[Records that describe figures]

· · · ·

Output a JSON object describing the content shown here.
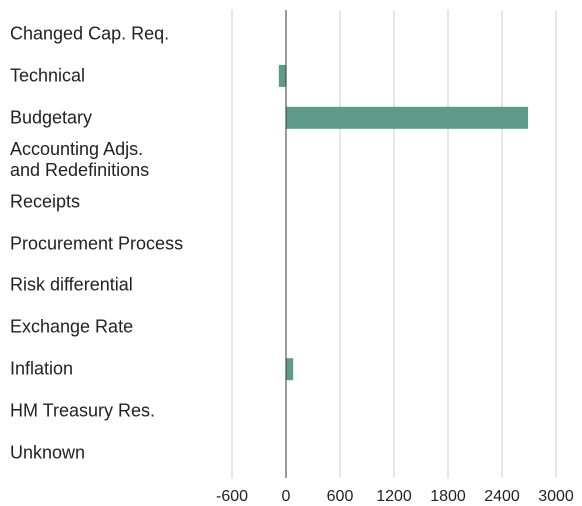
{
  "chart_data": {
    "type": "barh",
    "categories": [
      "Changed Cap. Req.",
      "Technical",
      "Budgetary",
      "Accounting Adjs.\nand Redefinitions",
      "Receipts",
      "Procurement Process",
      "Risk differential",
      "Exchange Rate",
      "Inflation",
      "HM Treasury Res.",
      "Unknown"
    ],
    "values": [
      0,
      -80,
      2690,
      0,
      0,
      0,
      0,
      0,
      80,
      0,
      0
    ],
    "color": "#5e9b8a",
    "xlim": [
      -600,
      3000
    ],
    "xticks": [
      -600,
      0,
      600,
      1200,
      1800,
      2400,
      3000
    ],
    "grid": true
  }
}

· · · ·

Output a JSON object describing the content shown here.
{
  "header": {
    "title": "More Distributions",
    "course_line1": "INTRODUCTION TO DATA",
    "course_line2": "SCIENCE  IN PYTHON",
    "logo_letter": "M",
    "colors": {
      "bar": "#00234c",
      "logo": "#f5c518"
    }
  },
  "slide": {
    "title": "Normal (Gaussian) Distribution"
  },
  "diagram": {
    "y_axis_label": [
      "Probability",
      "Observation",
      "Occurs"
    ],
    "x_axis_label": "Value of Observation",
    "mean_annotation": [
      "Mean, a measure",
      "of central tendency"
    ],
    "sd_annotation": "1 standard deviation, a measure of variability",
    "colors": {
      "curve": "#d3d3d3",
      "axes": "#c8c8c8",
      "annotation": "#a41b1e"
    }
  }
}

· · · ·

[Given request]
Using the listing above, show every line that includes the string "measure".

[Task solution]
      "Mean, a measure",
    "sd_annotation": "1 standard deviation, a measure of variability",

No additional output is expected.